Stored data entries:
# # #

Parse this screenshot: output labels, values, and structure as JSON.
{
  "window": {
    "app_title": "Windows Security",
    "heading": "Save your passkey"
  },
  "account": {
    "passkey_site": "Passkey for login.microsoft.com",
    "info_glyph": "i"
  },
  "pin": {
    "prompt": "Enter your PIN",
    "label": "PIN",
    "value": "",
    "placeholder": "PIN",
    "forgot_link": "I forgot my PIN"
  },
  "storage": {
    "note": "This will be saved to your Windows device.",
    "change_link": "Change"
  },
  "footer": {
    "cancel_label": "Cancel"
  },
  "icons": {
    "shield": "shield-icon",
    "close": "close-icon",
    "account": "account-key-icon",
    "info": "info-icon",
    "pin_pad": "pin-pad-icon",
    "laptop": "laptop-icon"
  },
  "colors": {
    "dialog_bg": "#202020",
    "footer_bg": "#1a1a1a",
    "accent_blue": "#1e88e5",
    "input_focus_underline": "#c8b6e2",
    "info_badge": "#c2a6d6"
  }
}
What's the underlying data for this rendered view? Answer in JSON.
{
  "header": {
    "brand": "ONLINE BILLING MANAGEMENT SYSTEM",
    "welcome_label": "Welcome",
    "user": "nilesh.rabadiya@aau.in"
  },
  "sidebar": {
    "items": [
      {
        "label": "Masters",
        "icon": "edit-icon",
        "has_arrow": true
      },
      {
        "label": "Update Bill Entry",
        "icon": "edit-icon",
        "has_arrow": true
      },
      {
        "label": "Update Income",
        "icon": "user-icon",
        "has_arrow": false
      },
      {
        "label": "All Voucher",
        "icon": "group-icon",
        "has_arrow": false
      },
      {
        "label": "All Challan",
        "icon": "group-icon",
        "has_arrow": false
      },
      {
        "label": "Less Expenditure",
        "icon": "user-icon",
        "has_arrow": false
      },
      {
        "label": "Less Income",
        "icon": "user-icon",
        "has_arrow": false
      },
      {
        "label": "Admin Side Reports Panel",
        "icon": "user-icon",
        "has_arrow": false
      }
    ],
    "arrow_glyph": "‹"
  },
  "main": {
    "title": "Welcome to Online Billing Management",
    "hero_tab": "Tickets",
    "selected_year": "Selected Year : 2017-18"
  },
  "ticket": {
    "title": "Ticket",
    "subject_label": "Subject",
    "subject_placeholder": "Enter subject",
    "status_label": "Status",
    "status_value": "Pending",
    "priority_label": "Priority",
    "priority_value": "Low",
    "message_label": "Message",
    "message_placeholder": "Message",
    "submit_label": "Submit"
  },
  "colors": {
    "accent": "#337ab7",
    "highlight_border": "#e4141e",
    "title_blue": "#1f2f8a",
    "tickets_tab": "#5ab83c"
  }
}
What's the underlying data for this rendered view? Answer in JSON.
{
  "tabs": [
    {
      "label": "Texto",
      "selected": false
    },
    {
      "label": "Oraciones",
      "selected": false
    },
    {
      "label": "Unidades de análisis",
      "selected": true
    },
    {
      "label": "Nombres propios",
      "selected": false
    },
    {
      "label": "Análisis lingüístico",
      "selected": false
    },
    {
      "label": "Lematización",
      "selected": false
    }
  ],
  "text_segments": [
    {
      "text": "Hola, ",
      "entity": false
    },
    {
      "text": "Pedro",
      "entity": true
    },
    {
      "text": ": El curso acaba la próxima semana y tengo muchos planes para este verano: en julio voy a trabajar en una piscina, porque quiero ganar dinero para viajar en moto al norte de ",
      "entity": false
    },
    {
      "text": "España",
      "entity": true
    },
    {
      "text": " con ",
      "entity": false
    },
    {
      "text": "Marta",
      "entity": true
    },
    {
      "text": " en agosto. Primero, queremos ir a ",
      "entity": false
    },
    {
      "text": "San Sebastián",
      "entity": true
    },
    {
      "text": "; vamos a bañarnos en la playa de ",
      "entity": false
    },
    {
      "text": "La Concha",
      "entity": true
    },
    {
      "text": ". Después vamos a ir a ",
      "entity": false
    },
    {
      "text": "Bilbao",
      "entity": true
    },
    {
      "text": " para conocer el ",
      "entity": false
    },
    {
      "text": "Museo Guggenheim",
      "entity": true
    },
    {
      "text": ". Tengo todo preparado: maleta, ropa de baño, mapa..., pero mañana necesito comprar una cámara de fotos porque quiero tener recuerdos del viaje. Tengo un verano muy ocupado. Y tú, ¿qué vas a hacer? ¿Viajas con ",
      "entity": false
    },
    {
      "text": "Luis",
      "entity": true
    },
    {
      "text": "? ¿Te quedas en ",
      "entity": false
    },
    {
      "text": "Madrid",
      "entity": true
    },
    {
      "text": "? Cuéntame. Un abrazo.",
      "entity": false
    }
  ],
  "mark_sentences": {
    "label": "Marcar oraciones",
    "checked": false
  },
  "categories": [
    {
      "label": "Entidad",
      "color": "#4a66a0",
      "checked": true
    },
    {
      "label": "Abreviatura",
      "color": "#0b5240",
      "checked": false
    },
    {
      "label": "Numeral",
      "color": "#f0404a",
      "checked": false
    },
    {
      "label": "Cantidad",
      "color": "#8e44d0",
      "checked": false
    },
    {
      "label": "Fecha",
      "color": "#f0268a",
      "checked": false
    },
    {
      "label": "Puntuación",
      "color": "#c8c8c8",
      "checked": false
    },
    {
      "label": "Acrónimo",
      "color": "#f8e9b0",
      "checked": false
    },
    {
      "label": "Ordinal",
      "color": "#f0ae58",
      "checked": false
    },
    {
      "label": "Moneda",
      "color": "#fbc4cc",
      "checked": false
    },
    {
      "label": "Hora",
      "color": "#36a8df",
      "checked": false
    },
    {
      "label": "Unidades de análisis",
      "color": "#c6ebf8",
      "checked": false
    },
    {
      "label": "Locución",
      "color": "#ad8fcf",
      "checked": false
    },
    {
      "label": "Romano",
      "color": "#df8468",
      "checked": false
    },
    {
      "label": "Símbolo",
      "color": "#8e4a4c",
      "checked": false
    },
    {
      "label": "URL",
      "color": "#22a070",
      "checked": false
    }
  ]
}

# # #

EXERCISE DESCRIPTION →
Retype the material in full, character for character.

FULL SOLUTION →
Parse this screenshot: output labels, values, and structure as JSON.
{
  "window": {
    "app_title": "Windows Security",
    "heading": "Save your passkey"
  },
  "account": {
    "passkey_site": "Passkey for login.microsoft.com",
    "info_glyph": "i"
  },
  "pin": {
    "prompt": "Enter your PIN",
    "label": "PIN",
    "value": "",
    "placeholder": "PIN",
    "forgot_link": "I forgot my PIN"
  },
  "storage": {
    "note": "This will be saved to your Windows device.",
    "change_link": "Change"
  },
  "footer": {
    "cancel_label": "Cancel"
  },
  "icons": {
    "shield": "shield-icon",
    "close": "close-icon",
    "account": "account-key-icon",
    "info": "info-icon",
    "pin_pad": "pin-pad-icon",
    "laptop": "laptop-icon"
  },
  "colors": {
    "dialog_bg": "#202020",
    "footer_bg": "#1a1a1a",
    "accent_blue": "#1e88e5",
    "input_focus_underline": "#c8b6e2",
    "info_badge": "#c2a6d6"
  }
}
What's the underlying data for this rendered view? Answer in JSON.
{
  "header": {
    "brand": "ONLINE BILLING MANAGEMENT SYSTEM",
    "welcome_label": "Welcome",
    "user": "nilesh.rabadiya@aau.in"
  },
  "sidebar": {
    "items": [
      {
        "label": "Masters",
        "icon": "edit-icon",
        "has_arrow": true
      },
      {
        "label": "Update Bill Entry",
        "icon": "edit-icon",
        "has_arrow": true
      },
      {
        "label": "Update Income",
        "icon": "user-icon",
        "has_arrow": false
      },
      {
        "label": "All Voucher",
        "icon": "group-icon",
        "has_arrow": false
      },
      {
        "label": "All Challan",
        "icon": "group-icon",
        "has_arrow": false
      },
      {
        "label": "Less Expenditure",
        "icon": "user-icon",
        "has_arrow": false
      },
      {
        "label": "Less Income",
        "icon": "user-icon",
        "has_arrow": false
      },
      {
        "label": "Admin Side Reports Panel",
        "icon": "user-icon",
        "has_arrow": false
      }
    ],
    "arrow_glyph": "‹"
  },
  "main": {
    "title": "Welcome to Online Billing Management",
    "hero_tab": "Tickets",
    "selected_year": "Selected Year : 2017-18"
  },
  "ticket": {
    "title": "Ticket",
    "subject_label": "Subject",
    "subject_placeholder": "Enter subject",
    "status_label": "Status",
    "status_value": "Pending",
    "priority_label": "Priority",
    "priority_value": "Low",
    "message_label": "Message",
    "message_placeholder": "Message",
    "submit_label": "Submit"
  },
  "colors": {
    "accent": "#337ab7",
    "highlight_border": "#e4141e",
    "title_blue": "#1f2f8a",
    "tickets_tab": "#5ab83c"
  }
}
What's the underlying data for this rendered view? Answer in JSON.
{
  "tabs": [
    {
      "label": "Texto",
      "selected": false
    },
    {
      "label": "Oraciones",
      "selected": false
    },
    {
      "label": "Unidades de análisis",
      "selected": true
    },
    {
      "label": "Nombres propios",
      "selected": false
    },
    {
      "label": "Análisis lingüístico",
      "selected": false
    },
    {
      "label": "Lematización",
      "selected": false
    }
  ],
  "text_segments": [
    {
      "text": "Hola, ",
      "entity": false
    },
    {
      "text": "Pedro",
      "entity": true
    },
    {
      "text": ": El curso acaba la próxima semana y tengo muchos planes para este verano: en julio voy a trabajar en una piscina, porque quiero ganar dinero para viajar en moto al norte de ",
      "entity": false
    },
    {
      "text": "España",
      "entity": true
    },
    {
      "text": " con ",
      "entity": false
    },
    {
      "text": "Marta",
      "entity": true
    },
    {
      "text": " en agosto. Primero, queremos ir a ",
      "entity": false
    },
    {
      "text": "San Sebastián",
      "entity": true
    },
    {
      "text": "; vamos a bañarnos en la playa de ",
      "entity": false
    },
    {
      "text": "La Concha",
      "entity": true
    },
    {
      "text": ". Después vamos a ir a ",
      "entity": false
    },
    {
      "text": "Bilbao",
      "entity": true
    },
    {
      "text": " para conocer el ",
      "entity": false
    },
    {
      "text": "Museo Guggenheim",
      "entity": true
    },
    {
      "text": ". Tengo todo preparado: maleta, ropa de baño, mapa..., pero mañana necesito comprar una cámara de fotos porque quiero tener recuerdos del viaje. Tengo un verano muy ocupado. Y tú, ¿qué vas a hacer? ¿Viajas con ",
      "entity": false
    },
    {
      "text": "Luis",
      "entity": true
    },
    {
      "text": "? ¿Te quedas en ",
      "entity": false
    },
    {
      "text": "Madrid",
      "entity": true
    },
    {
      "text": "? Cuéntame. Un abrazo.",
      "entity": false
    }
  ],
  "mark_sentences": {
    "label": "Marcar oraciones",
    "checked": false
  },
  "categories": [
    {
      "label": "Entidad",
      "color": "#4a66a0",
      "checked": true
    },
    {
      "label": "Abreviatura",
      "color": "#0b5240",
      "checked": false
    },
    {
      "label": "Numeral",
      "color": "#f0404a",
      "checked": false
    },
    {
      "label": "Cantidad",
      "color": "#8e44d0",
      "checked": false
    },
    {
      "label": "Fecha",
      "color": "#f0268a",
      "checked": false
    },
    {
      "label": "Puntuación",
      "color": "#c8c8c8",
      "checked": false
    },
    {
      "label": "Acrónimo",
      "color": "#f8e9b0",
      "checked": false
    },
    {
      "label": "Ordinal",
      "color": "#f0ae58",
      "checked": false
    },
    {
      "label": "Moneda",
      "color": "#fbc4cc",
      "checked": false
    },
    {
      "label": "Hora",
      "color": "#36a8df",
      "checked": false
    },
    {
      "label": "Unidades de análisis",
      "color": "#c6ebf8",
      "checked": false
    },
    {
      "label": "Locución",
      "color": "#ad8fcf",
      "checked": false
    },
    {
      "label": "Romano",
      "color": "#df8468",
      "checked": false
    },
    {
      "label": "Símbolo",
      "color": "#8e4a4c",
      "checked": false
    },
    {
      "label": "URL",
      "color": "#22a070",
      "checked": false
    }
  ]
}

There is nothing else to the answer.